▶ _Problem_: State only the count of lines in the listing below that hold "минеральной".

* * * *

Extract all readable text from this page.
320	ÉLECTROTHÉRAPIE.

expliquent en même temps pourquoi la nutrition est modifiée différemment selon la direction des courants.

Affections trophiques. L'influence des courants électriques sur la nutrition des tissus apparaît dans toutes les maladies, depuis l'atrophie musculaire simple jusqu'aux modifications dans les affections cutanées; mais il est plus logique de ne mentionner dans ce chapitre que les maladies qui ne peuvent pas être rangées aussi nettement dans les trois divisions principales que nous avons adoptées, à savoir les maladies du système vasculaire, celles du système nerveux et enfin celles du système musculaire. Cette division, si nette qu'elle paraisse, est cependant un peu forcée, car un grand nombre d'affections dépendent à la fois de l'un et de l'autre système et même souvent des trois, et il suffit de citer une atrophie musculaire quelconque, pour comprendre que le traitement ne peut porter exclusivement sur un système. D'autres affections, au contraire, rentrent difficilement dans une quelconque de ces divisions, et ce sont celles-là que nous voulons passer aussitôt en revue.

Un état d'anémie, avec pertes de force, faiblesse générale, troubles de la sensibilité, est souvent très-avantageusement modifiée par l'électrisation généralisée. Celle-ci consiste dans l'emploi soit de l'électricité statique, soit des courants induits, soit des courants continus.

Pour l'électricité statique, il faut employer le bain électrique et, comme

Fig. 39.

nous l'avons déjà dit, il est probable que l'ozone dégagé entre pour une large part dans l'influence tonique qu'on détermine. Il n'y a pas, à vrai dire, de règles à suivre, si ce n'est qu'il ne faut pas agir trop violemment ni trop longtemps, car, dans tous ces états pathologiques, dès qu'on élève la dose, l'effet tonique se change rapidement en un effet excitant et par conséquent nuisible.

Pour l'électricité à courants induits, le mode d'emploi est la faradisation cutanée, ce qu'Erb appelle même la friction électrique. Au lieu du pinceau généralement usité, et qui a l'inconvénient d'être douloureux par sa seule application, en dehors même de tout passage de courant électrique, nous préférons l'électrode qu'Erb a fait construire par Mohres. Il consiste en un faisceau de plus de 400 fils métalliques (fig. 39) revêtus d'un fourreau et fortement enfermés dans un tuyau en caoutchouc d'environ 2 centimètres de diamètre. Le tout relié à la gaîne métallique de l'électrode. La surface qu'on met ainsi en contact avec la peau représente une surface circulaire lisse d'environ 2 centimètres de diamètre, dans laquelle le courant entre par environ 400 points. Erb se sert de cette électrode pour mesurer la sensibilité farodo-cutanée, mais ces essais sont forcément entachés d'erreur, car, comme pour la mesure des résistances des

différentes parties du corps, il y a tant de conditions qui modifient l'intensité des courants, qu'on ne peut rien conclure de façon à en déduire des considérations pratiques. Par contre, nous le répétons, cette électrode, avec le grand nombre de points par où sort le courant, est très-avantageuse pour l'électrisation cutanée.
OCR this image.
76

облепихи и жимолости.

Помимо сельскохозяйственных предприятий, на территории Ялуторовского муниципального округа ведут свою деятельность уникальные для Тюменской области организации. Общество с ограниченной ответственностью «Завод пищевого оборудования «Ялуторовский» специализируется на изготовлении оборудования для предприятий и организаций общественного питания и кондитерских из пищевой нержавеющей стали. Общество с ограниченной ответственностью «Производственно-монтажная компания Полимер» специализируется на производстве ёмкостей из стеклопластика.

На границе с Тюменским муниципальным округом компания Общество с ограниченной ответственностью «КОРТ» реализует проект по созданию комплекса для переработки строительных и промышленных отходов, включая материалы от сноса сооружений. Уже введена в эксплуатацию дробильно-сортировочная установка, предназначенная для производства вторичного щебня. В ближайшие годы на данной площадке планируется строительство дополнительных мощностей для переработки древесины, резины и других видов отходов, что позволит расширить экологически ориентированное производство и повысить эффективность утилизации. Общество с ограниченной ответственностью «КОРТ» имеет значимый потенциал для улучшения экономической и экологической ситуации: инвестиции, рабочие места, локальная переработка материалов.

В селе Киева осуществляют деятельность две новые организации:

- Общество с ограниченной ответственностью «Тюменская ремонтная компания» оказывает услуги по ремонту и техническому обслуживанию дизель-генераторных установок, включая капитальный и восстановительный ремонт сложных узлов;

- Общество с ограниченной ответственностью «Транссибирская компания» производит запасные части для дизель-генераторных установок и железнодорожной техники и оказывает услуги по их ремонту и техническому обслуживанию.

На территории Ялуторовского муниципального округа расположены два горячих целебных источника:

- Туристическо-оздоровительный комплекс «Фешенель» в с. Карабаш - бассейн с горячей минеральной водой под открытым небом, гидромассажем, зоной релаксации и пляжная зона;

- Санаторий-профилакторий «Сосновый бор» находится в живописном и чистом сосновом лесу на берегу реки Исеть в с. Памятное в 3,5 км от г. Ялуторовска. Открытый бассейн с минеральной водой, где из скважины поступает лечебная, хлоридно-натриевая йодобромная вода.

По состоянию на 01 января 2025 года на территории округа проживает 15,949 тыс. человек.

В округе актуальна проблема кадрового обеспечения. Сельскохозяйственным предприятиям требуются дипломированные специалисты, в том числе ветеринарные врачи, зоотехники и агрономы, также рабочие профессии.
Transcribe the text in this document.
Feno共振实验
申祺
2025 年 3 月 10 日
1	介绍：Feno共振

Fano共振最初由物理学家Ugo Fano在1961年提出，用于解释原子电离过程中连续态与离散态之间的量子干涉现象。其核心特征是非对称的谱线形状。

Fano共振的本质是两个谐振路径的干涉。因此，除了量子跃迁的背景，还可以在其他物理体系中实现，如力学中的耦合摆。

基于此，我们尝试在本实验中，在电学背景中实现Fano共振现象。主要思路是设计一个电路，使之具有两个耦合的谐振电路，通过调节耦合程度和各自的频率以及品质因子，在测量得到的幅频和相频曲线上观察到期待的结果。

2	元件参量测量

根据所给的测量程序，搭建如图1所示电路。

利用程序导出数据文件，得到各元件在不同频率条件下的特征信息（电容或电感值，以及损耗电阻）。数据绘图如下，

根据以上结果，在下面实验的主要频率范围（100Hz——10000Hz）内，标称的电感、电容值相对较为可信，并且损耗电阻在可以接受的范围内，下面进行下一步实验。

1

* * * *

▶ _Exercise response_: 2